# Exercise prompt:
The records that follow must be repeated verbatim, every one of them.

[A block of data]
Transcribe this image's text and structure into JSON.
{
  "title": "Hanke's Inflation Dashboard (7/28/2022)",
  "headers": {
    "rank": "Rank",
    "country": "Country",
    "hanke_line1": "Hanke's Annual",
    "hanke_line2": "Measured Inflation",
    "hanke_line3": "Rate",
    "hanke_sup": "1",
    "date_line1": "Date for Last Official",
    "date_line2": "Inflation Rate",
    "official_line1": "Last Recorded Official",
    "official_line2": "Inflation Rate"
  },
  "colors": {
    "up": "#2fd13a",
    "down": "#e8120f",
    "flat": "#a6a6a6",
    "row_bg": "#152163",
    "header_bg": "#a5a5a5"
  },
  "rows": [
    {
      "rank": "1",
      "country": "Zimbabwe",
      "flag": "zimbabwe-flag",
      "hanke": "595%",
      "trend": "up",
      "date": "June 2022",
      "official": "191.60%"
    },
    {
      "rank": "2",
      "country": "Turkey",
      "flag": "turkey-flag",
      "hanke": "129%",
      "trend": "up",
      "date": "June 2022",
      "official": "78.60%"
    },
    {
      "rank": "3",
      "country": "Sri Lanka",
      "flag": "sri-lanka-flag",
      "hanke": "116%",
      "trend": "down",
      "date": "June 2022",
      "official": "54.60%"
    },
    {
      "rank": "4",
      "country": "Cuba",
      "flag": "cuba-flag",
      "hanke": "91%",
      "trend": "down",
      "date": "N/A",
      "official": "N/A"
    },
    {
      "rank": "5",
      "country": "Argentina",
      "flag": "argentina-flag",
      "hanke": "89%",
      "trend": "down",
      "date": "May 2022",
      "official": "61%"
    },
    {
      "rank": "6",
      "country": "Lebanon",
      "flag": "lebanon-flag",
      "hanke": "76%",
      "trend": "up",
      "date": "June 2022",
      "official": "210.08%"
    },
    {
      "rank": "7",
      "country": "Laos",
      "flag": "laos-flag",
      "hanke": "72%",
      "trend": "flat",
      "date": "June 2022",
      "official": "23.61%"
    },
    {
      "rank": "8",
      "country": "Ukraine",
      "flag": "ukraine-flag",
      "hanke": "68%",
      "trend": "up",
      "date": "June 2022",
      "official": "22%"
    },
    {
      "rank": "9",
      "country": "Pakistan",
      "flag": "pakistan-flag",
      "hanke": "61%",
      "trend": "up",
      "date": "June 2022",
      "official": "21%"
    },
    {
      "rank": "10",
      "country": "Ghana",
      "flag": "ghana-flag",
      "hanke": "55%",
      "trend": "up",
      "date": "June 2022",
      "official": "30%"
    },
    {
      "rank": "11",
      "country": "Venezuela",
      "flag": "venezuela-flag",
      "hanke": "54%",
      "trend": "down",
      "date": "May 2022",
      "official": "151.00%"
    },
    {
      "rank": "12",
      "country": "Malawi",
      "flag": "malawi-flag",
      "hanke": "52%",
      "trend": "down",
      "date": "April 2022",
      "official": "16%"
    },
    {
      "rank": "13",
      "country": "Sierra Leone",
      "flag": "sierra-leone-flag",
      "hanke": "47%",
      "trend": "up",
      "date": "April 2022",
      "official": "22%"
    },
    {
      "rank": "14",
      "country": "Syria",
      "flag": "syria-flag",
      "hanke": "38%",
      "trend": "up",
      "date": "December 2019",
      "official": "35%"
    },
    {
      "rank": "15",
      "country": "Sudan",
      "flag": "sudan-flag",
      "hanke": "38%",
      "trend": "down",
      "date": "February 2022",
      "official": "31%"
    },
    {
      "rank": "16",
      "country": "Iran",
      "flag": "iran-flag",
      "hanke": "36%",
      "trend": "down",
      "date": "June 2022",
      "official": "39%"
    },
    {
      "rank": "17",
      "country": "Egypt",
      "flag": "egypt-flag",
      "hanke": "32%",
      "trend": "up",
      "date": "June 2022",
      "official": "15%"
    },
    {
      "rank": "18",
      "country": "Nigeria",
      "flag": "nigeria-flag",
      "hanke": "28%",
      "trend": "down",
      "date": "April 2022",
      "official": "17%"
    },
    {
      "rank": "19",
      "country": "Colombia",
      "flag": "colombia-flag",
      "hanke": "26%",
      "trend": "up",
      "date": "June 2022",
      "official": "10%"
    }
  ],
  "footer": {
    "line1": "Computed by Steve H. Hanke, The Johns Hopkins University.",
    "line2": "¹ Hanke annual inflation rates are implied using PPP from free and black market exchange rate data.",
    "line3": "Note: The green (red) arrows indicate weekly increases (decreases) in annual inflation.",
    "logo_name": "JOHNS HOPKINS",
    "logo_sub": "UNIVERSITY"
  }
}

# Answer to the exercise:
Transcribe this image's text and structure into JSON.
{
  "title": "Hanke's Inflation Dashboard (7/28/2022)",
  "headers": {
    "rank": "Rank",
    "country": "Country",
    "hanke_line1": "Hanke's Annual",
    "hanke_line2": "Measured Inflation",
    "hanke_line3": "Rate",
    "hanke_sup": "1",
    "date_line1": "Date for Last Official",
    "date_line2": "Inflation Rate",
    "official_line1": "Last Recorded Official",
    "official_line2": "Inflation Rate"
  },
  "colors": {
    "up": "#2fd13a",
    "down": "#e8120f",
    "flat": "#a6a6a6",
    "row_bg": "#152163",
    "header_bg": "#a5a5a5"
  },
  "rows": [
    {
      "rank": "1",
      "country": "Zimbabwe",
      "flag": "zimbabwe-flag",
      "hanke": "595%",
      "trend": "up",
      "date": "June 2022",
      "official": "191.60%"
    },
    {
      "rank": "2",
      "country": "Turkey",
      "flag": "turkey-flag",
      "hanke": "129%",
      "trend": "up",
      "date": "June 2022",
      "official": "78.60%"
    },
    {
      "rank": "3",
      "country": "Sri Lanka",
      "flag": "sri-lanka-flag",
      "hanke": "116%",
      "trend": "down",
      "date": "June 2022",
      "official": "54.60%"
    },
    {
      "rank": "4",
      "country": "Cuba",
      "flag": "cuba-flag",
      "hanke": "91%",
      "trend": "down",
      "date": "N/A",
      "official": "N/A"
    },
    {
      "rank": "5",
      "country": "Argentina",
      "flag": "argentina-flag",
      "hanke": "89%",
      "trend": "down",
      "date": "May 2022",
      "official": "61%"
    },
    {
      "rank": "6",
      "country": "Lebanon",
      "flag": "lebanon-flag",
      "hanke": "76%",
      "trend": "up",
      "date": "June 2022",
      "official": "210.08%"
    },
    {
      "rank": "7",
      "country": "Laos",
      "flag": "laos-flag",
      "hanke": "72%",
      "trend": "flat",
      "date": "June 2022",
      "official": "23.61%"
    },
    {
      "rank": "8",
      "country": "Ukraine",
      "flag": "ukraine-flag",
      "hanke": "68%",
      "trend": "up",
      "date": "June 2022",
      "official": "22%"
    },
    {
      "rank": "9",
      "country": "Pakistan",
      "flag": "pakistan-flag",
      "hanke": "61%",
      "trend": "up",
      "date": "June 2022",
      "official": "21%"
    },
    {
      "rank": "10",
      "country": "Ghana",
      "flag": "ghana-flag",
      "hanke": "55%",
      "trend": "up",
      "date": "June 2022",
      "official": "30%"
    },
    {
      "rank": "11",
      "country": "Venezuela",
      "flag": "venezuela-flag",
      "hanke": "54%",
      "trend": "down",
      "date": "May 2022",
      "official": "151.00%"
    },
    {
      "rank": "12",
      "country": "Malawi",
      "flag": "malawi-flag",
      "hanke": "52%",
      "trend": "down",
      "date": "April 2022",
      "official": "16%"
    },
    {
      "rank": "13",
      "country": "Sierra Leone",
      "flag": "sierra-leone-flag",
      "hanke": "47%",
      "trend": "up",
      "date": "April 2022",
      "official": "22%"
    },
    {
      "rank": "14",
      "country": "Syria",
      "flag": "syria-flag",
      "hanke": "38%",
      "trend": "up",
      "date": "December 2019",
      "official": "35%"
    },
    {
      "rank": "15",
      "country": "Sudan",
      "flag": "sudan-flag",
      "hanke": "38%",
      "trend": "down",
      "date": "February 2022",
      "official": "31%"
    },
    {
      "rank": "16",
      "country": "Iran",
      "flag": "iran-flag",
      "hanke": "36%",
      "trend": "down",
      "date": "June 2022",
      "official": "39%"
    },
    {
      "rank": "17",
      "country": "Egypt",
      "flag": "egypt-flag",
      "hanke": "32%",
      "trend": "up",
      "date": "June 2022",
      "official": "15%"
    },
    {
      "rank": "18",
      "country": "Nigeria",
      "flag": "nigeria-flag",
      "hanke": "28%",
      "trend": "down",
      "date": "April 2022",
      "official": "17%"
    },
    {
      "rank": "19",
      "country": "Colombia",
      "flag": "colombia-flag",
      "hanke": "26%",
      "trend": "up",
      "date": "June 2022",
      "official": "10%"
    }
  ],
  "footer": {
    "line1": "Computed by Steve H. Hanke, The Johns Hopkins University.",
    "line2": "¹ Hanke annual inflation rates are implied using PPP from free and black market exchange rate data.",
    "line3": "Note: The green (red) arrows indicate weekly increases (decreases) in annual inflation.",
    "logo_name": "JOHNS HOPKINS",
    "logo_sub": "UNIVERSITY"
  }
}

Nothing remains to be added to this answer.